AVAILABLE RECORDS:
------------------------------------------------------------

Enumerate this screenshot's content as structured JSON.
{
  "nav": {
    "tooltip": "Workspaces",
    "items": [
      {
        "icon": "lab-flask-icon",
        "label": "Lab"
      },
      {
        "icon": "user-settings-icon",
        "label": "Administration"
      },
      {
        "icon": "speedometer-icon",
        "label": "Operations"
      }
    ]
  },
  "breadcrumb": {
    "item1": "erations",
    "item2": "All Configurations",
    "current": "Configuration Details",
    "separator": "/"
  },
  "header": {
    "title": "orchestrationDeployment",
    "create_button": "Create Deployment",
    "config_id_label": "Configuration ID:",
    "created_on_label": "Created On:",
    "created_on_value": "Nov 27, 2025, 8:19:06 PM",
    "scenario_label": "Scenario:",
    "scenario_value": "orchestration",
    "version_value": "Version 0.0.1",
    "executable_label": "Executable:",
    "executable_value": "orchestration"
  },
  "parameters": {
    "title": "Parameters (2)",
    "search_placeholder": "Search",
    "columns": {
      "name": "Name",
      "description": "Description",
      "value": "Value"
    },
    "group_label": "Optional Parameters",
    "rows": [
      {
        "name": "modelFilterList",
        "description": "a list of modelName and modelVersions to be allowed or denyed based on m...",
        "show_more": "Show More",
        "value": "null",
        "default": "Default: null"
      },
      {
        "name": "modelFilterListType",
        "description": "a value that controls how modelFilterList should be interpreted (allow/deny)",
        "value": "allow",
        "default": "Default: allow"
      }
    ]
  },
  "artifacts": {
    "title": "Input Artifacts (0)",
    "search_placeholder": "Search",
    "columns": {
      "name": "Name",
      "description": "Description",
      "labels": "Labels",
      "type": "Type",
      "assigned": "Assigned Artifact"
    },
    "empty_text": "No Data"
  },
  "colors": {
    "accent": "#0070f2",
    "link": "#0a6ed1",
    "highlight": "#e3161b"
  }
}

------------------------------------------------------------

GIVEN EXERCISE: Locate each line containing the string "description" and show it.

SOLUTION:
      "description": "Description",
        "description": "a list of modelName and modelVersions to be allowed or denyed based on m...",
        "description": "a value that controls how modelFilterList should be interpreted (allow/deny)",
      "description": "Description",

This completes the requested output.